**THE REQUEST**
Gather every line holding the string "icon".

**RECORDED DATA**

────────────────────────────────────────

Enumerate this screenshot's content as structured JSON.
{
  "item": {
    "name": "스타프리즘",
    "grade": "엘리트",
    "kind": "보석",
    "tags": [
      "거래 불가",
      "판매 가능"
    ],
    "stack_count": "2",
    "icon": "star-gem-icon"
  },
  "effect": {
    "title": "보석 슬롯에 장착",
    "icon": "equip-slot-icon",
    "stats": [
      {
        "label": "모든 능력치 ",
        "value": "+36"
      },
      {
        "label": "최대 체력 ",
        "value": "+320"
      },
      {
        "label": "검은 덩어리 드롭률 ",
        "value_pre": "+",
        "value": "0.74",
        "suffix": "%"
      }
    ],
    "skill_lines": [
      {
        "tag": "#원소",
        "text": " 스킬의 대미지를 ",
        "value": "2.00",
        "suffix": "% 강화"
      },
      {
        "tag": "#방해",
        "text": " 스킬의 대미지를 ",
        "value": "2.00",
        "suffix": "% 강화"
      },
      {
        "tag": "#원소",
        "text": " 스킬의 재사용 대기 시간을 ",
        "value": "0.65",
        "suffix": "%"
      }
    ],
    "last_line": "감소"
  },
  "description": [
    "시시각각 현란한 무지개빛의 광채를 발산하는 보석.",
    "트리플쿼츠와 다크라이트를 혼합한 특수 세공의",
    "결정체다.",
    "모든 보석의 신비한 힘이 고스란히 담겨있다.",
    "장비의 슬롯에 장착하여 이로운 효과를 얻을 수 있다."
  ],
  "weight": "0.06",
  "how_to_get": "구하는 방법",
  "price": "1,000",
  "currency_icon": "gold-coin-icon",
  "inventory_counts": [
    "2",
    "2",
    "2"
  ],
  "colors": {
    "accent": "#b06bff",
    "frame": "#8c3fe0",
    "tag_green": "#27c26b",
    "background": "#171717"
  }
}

────────────────────────────────────────

**CORRECT ANSWER**
    "icon": "star-gem-icon"
    "icon": "equip-slot-icon",
  "currency_icon": "gold-coin-icon",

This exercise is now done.